··· PROVIDED DATA ···

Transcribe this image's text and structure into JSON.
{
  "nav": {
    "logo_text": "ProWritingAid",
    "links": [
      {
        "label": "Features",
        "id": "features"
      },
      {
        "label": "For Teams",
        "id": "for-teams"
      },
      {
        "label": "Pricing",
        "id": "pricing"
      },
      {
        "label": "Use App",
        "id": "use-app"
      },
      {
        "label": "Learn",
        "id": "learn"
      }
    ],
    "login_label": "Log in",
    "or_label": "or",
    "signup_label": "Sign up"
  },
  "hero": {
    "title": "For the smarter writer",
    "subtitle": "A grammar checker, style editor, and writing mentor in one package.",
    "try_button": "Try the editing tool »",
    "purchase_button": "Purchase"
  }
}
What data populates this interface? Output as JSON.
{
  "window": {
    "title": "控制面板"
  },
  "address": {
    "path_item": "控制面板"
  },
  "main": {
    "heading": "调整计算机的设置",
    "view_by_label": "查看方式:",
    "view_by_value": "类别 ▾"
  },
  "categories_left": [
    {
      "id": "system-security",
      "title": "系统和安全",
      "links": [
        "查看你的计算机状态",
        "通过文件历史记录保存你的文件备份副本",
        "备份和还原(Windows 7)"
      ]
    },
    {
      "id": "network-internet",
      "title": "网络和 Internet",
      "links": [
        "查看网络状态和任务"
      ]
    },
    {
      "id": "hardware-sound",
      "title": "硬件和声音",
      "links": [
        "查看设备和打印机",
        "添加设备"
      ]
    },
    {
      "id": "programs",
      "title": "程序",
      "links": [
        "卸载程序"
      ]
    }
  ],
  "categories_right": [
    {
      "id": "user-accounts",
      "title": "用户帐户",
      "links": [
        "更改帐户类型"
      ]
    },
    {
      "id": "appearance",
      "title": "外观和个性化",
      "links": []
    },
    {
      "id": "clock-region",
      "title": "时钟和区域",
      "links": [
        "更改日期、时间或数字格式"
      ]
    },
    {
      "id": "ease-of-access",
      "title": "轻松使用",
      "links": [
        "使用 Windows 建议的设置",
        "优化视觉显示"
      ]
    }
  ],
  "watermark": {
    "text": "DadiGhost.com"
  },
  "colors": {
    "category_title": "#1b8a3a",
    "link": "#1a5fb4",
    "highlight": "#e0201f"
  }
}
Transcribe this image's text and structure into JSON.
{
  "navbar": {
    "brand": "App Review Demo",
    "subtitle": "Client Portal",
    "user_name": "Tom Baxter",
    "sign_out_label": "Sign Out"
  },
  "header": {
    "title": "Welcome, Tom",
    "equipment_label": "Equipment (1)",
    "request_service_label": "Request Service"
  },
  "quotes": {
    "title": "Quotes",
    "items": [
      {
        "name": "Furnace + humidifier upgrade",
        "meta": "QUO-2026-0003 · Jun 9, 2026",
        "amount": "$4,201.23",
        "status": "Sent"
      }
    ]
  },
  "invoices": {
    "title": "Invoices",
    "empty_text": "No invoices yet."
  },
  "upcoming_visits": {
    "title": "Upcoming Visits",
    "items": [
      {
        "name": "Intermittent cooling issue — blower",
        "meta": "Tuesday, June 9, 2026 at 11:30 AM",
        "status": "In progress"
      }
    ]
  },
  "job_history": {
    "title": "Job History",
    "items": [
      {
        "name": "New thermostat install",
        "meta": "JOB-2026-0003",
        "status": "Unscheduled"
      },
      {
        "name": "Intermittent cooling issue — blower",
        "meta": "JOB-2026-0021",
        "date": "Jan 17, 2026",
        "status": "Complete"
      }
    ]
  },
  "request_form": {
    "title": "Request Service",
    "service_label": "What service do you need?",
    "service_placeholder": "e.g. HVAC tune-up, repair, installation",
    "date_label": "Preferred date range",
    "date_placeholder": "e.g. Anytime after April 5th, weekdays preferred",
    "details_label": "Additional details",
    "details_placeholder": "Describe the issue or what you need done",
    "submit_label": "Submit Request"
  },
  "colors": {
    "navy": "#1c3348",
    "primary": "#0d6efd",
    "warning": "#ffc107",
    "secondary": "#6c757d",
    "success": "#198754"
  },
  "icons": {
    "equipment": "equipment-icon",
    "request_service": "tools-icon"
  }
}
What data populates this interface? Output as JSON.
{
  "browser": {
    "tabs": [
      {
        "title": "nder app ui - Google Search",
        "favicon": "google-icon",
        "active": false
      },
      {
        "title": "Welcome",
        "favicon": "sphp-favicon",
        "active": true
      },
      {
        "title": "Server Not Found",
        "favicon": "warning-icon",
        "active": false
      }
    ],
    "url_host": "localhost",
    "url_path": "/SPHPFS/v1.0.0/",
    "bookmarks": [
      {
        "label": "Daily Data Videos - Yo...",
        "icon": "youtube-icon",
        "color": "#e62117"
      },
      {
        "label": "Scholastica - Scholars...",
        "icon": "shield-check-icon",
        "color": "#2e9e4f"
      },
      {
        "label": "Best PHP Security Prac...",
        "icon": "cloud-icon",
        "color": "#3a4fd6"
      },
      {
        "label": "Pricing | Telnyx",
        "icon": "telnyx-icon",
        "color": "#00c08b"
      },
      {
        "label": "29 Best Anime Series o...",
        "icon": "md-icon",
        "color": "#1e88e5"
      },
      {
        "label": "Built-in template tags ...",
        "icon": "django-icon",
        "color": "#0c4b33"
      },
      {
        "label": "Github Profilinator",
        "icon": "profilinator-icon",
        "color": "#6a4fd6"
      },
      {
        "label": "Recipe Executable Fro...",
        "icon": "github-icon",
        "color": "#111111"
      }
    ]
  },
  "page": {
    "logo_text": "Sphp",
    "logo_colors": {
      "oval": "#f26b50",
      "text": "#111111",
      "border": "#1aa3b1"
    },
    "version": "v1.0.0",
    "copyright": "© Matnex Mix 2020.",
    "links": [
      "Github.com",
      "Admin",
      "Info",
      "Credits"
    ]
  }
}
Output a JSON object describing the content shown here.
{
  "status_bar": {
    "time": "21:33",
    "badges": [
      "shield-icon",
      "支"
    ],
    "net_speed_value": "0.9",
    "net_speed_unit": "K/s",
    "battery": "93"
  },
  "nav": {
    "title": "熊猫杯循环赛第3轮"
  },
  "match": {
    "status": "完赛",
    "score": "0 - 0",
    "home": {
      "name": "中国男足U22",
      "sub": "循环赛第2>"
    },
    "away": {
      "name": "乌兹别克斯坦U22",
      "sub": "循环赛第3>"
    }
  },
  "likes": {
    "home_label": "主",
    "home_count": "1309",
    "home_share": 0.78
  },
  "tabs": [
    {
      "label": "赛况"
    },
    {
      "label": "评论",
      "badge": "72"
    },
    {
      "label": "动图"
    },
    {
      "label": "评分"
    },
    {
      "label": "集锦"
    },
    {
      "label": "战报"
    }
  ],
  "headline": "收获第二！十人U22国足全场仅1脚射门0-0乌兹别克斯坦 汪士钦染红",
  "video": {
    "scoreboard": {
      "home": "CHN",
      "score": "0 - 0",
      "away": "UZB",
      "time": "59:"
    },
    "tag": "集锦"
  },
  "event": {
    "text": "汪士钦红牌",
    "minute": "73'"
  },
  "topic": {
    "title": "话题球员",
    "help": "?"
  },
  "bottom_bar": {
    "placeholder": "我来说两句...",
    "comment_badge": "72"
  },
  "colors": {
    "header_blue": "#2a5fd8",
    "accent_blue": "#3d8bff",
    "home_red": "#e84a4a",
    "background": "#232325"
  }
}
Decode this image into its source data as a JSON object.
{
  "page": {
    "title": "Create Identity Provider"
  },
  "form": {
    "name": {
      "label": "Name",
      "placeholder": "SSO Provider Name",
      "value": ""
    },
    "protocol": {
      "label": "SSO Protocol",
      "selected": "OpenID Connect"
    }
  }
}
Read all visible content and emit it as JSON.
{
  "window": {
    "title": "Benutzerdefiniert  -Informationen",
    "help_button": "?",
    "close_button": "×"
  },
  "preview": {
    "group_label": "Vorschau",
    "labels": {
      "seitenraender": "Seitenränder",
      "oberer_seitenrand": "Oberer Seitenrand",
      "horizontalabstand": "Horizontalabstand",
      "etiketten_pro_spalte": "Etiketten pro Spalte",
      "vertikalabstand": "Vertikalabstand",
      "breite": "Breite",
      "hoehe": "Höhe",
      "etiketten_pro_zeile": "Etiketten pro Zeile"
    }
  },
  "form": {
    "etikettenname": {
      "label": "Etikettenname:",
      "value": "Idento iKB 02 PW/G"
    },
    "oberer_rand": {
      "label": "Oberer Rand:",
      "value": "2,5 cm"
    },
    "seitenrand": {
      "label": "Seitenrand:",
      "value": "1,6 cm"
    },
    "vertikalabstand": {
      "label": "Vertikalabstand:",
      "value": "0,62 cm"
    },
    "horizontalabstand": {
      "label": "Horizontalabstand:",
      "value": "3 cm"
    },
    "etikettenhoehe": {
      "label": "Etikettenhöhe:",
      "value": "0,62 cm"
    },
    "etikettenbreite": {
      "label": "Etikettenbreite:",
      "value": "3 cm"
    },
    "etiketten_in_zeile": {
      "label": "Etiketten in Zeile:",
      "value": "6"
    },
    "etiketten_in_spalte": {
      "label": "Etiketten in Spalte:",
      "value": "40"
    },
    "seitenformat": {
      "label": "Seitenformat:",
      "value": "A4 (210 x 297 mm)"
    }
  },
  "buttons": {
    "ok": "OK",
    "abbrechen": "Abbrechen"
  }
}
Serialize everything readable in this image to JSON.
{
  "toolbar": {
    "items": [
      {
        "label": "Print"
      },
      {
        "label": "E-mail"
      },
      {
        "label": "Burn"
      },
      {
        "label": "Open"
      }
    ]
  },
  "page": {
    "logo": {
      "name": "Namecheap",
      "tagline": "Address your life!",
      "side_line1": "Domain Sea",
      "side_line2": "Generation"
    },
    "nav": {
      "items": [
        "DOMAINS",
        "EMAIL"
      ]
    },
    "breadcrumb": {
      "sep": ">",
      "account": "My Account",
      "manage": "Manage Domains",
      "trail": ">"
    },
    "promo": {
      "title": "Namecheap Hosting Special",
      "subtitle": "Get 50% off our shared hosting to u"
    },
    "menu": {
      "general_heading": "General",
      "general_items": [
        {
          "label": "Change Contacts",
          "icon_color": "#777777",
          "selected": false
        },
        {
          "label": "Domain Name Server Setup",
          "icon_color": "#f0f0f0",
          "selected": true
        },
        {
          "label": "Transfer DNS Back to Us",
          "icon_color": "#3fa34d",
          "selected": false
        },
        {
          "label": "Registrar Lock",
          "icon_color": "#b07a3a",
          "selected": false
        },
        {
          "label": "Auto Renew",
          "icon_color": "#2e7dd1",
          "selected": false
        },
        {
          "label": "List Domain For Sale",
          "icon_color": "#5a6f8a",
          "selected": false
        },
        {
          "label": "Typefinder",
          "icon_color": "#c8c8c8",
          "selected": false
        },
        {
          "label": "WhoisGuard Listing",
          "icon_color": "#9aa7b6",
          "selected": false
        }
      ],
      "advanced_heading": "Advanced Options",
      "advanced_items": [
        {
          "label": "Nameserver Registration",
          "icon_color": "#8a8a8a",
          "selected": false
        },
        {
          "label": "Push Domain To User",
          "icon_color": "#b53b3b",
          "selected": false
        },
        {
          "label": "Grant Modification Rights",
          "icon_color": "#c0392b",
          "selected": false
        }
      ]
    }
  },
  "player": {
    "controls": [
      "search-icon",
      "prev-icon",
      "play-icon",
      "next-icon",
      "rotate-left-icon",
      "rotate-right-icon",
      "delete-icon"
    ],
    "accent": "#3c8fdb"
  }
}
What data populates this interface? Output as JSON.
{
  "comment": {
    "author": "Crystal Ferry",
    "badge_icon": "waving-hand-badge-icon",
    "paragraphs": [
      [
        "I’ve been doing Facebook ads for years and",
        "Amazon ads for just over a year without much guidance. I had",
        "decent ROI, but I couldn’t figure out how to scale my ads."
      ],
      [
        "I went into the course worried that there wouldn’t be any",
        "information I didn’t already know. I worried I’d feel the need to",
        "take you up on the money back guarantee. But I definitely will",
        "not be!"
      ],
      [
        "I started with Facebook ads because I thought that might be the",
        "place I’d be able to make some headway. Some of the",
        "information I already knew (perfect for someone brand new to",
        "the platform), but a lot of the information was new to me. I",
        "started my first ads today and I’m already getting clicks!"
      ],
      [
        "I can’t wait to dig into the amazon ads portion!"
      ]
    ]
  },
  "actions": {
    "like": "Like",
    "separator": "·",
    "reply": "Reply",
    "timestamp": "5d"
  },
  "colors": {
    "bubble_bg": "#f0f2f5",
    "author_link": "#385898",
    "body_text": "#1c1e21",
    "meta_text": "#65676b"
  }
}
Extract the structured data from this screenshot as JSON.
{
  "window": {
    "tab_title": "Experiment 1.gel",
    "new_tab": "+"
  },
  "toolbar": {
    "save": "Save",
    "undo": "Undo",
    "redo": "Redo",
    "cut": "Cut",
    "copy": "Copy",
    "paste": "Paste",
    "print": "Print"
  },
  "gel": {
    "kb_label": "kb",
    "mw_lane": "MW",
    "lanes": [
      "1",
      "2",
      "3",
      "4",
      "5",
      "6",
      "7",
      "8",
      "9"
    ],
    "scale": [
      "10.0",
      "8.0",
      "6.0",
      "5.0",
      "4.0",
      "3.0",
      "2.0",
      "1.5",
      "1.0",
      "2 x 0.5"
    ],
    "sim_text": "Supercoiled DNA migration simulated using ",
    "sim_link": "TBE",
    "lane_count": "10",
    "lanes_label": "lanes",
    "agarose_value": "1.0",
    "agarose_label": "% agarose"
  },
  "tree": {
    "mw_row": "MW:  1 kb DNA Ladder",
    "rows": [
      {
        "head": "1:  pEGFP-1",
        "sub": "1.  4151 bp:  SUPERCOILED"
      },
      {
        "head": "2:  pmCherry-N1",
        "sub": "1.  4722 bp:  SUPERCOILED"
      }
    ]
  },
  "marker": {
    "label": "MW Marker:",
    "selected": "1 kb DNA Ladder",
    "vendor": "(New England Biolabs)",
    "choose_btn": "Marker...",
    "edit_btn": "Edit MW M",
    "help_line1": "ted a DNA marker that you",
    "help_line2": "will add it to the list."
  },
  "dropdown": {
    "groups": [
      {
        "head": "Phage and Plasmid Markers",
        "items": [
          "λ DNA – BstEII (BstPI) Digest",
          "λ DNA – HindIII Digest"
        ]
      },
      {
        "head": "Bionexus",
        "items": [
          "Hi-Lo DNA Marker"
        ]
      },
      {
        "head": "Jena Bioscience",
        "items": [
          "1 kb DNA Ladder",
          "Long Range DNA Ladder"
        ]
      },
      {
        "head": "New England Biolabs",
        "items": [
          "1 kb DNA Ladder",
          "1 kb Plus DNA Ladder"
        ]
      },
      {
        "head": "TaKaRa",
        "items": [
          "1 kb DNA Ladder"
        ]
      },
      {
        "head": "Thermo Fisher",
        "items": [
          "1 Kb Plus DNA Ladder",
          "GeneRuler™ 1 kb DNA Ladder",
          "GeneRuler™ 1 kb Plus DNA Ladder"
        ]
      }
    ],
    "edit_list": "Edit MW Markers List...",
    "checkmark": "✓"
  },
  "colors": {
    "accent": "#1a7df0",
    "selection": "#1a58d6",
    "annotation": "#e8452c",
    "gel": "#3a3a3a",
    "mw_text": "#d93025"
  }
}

···

TASK TO CARRY OUT: From the material above, count the lines that include "JSON" and give only the total.

REPLY TO THE EXERCISE: 10